__Exercise aim__:
Retype the material below. Keep every word exactly as it is.

__Provided material__:
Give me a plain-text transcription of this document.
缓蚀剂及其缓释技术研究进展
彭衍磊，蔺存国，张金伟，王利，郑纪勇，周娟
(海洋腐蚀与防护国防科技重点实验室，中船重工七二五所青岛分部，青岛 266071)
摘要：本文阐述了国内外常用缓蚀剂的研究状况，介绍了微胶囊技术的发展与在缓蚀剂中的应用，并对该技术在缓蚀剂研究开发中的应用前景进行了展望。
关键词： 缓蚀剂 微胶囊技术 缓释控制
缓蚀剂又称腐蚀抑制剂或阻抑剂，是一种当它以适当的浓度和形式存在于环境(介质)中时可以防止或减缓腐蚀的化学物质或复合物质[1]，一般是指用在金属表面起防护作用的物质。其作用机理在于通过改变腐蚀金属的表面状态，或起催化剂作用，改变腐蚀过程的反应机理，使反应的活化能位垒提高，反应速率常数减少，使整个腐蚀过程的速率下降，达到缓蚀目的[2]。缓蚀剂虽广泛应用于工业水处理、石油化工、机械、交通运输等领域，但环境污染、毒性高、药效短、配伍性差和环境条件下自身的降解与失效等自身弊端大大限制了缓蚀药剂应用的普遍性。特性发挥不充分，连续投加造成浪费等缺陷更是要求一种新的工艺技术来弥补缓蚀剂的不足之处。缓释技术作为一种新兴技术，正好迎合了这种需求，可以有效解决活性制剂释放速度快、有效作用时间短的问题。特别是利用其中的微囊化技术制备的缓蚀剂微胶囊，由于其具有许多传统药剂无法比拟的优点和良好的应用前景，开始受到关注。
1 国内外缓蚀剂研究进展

__Result of the task__:
Give me a plain-text transcription of this document.
缓蚀剂及其缓释技术研究进展
彭衍磊，蔺存国，张金伟，王利，郑纪勇，周娟
(海洋腐蚀与防护国防科技重点实验室，中船重工七二五所青岛分部，青岛 266071)
摘要：本文阐述了国内外常用缓蚀剂的研究状况，介绍了微胶囊技术的发展与在缓蚀剂中的应用，并对该技术在缓蚀剂研究开发中的应用前景进行了展望。
关键词： 缓蚀剂 微胶囊技术 缓释控制
缓蚀剂又称腐蚀抑制剂或阻抑剂，是一种当它以适当的浓度和形式存在于环境(介质)中时可以防止或减缓腐蚀的化学物质或复合物质[1]，一般是指用在金属表面起防护作用的物质。其作用机理在于通过改变腐蚀金属的表面状态，或起催化剂作用，改变腐蚀过程的反应机理，使反应的活化能位垒提高，反应速率常数减少，使整个腐蚀过程的速率下降，达到缓蚀目的[2]。缓蚀剂虽广泛应用于工业水处理、石油化工、机械、交通运输等领域，但环境污染、毒性高、药效短、配伍性差和环境条件下自身的降解与失效等自身弊端大大限制了缓蚀药剂应用的普遍性。特性发挥不充分，连续投加造成浪费等缺陷更是要求一种新的工艺技术来弥补缓蚀剂的不足之处。缓释技术作为一种新兴技术，正好迎合了这种需求，可以有效解决活性制剂释放速度快、有效作用时间短的问题。特别是利用其中的微囊化技术制备的缓蚀剂微胶囊，由于其具有许多传统药剂无法比拟的优点和良好的应用前景，开始受到关注。
1 国内外缓蚀剂研究进展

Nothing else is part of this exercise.